▶ _Problem statement_
Copy out every line of the records where the string "JSON" occurs.

▶ _Information given_
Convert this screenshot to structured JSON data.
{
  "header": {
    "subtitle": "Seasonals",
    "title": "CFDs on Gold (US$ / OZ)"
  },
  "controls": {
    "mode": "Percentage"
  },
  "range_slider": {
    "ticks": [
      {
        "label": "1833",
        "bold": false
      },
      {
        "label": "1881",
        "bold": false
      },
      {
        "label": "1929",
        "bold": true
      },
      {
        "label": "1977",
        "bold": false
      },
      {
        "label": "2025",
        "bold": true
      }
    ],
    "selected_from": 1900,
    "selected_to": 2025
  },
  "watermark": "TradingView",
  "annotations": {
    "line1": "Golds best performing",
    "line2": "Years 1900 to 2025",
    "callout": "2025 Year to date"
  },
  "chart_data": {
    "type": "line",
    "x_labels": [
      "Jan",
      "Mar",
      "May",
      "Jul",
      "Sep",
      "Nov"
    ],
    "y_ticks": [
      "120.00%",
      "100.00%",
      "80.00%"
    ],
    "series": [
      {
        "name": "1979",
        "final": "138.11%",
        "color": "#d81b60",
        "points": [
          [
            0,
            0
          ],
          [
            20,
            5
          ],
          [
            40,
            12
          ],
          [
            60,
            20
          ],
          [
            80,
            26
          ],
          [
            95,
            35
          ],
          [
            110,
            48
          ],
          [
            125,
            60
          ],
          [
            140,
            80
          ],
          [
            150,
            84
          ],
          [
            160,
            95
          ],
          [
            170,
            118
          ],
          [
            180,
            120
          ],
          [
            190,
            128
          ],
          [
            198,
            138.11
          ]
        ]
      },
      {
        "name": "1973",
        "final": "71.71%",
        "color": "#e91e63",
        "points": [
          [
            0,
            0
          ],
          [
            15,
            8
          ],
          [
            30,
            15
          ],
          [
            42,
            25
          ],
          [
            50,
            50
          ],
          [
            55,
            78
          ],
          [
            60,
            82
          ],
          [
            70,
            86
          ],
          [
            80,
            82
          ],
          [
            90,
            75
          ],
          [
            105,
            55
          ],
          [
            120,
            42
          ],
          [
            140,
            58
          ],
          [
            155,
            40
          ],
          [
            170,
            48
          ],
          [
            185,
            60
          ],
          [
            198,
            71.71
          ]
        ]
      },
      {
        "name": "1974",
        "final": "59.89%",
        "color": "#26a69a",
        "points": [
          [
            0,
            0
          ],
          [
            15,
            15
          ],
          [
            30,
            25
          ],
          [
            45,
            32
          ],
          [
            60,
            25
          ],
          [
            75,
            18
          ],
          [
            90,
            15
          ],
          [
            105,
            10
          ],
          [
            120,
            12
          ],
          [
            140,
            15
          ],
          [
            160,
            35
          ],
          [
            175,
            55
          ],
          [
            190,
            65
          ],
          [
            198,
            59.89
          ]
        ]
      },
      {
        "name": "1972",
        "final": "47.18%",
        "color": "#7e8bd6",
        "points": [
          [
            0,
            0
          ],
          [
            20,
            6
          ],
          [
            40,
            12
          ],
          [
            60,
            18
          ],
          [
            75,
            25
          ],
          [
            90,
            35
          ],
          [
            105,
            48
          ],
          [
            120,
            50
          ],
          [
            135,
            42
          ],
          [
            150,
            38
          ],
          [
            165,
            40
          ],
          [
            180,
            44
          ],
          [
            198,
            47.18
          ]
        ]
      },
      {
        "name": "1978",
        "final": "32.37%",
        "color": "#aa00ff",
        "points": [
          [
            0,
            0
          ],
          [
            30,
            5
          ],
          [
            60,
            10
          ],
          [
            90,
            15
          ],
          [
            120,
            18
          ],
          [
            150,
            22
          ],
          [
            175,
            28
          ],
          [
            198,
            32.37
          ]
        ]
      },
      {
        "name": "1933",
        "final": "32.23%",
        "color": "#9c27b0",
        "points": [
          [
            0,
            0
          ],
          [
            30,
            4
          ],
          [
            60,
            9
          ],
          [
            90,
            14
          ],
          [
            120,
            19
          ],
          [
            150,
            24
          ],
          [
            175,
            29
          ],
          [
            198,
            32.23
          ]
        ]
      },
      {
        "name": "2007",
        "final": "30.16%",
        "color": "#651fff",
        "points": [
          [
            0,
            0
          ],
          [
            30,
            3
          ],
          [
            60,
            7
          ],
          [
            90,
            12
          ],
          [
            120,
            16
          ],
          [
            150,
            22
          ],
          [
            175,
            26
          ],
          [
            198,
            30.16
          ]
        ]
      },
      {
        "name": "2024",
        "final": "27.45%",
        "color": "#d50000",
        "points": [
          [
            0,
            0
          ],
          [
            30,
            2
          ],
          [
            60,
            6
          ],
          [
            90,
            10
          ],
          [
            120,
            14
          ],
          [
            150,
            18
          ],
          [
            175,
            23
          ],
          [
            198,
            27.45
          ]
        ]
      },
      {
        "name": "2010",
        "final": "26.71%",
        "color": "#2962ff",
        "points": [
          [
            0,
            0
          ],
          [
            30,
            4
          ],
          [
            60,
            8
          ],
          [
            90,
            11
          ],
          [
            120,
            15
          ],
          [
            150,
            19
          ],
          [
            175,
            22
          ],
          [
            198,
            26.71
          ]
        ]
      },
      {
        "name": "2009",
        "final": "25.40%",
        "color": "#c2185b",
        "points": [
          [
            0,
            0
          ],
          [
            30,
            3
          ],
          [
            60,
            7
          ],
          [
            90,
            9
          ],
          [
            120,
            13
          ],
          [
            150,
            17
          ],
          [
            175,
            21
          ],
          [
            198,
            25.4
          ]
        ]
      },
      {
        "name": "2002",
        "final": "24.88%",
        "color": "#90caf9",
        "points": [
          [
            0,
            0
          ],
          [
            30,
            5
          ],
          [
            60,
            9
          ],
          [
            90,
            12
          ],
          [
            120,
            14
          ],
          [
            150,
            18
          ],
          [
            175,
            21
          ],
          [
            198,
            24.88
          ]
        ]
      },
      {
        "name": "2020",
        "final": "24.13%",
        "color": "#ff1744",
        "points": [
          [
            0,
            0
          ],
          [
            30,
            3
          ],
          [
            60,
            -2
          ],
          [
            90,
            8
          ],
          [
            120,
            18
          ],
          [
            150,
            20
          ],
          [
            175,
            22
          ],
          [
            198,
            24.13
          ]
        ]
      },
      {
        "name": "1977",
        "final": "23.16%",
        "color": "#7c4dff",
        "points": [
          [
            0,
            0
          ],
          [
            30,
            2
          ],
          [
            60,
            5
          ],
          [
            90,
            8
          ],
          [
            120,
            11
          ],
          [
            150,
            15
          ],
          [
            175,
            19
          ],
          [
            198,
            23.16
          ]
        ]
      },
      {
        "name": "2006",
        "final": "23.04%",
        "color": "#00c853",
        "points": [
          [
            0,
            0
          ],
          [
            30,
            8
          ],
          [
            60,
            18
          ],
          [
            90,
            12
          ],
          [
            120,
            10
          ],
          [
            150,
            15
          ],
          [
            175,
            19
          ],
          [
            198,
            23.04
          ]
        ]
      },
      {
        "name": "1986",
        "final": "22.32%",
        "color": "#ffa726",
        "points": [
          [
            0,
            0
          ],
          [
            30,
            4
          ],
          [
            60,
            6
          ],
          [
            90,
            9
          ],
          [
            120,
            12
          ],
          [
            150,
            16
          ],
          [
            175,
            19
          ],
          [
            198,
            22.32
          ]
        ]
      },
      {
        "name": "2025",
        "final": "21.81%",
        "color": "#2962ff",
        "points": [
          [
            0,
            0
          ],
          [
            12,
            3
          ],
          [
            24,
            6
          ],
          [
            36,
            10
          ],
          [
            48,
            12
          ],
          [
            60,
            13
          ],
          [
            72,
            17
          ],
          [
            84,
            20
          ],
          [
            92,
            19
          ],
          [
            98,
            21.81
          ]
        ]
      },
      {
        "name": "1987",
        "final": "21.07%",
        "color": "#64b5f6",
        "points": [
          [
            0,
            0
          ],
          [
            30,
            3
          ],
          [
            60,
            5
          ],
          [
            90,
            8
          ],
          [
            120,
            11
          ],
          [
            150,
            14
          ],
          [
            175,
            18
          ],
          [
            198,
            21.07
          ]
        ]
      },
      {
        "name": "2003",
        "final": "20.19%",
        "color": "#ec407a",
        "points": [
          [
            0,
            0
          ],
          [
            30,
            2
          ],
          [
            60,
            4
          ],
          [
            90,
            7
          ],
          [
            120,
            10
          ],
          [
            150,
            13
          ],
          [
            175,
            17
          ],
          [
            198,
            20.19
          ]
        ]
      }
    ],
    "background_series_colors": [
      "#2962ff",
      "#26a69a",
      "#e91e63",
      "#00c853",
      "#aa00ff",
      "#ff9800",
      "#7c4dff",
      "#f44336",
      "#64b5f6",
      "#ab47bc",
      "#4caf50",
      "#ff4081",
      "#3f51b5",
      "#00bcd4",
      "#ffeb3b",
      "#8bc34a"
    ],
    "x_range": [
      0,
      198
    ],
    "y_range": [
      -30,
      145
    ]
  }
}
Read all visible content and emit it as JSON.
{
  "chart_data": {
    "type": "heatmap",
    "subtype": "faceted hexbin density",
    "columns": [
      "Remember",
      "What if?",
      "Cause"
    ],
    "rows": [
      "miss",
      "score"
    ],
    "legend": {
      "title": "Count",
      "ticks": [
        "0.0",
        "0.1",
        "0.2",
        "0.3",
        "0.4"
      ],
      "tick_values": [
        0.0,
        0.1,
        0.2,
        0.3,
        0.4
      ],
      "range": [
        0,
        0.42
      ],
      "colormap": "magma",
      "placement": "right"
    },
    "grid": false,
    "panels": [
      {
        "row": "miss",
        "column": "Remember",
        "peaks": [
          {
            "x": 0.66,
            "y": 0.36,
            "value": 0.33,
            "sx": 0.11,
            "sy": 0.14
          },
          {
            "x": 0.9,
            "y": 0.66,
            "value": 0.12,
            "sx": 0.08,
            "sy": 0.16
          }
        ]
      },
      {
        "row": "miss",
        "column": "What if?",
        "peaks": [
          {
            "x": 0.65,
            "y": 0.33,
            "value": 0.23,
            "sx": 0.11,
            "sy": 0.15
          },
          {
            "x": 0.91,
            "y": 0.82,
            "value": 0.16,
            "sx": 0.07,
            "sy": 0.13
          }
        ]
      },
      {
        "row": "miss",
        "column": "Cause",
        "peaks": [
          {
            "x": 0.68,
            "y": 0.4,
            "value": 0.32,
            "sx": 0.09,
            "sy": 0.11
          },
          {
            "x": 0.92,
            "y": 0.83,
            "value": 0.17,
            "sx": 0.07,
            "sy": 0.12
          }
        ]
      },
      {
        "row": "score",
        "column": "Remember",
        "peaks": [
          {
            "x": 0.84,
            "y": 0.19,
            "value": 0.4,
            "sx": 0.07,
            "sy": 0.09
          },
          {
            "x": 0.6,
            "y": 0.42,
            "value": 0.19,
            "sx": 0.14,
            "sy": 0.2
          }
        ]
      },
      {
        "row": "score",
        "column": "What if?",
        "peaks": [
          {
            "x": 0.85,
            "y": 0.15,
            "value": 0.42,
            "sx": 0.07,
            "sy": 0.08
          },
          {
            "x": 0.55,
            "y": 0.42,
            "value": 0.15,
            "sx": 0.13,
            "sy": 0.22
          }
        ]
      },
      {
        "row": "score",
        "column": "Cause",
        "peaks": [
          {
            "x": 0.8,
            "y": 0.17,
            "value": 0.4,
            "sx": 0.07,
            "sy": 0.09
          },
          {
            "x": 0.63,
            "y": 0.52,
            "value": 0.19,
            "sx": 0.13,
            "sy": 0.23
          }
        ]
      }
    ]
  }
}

▶ _Solution to the problem_
Convert this screenshot to structured JSON data.
Read all visible content and emit it as JSON.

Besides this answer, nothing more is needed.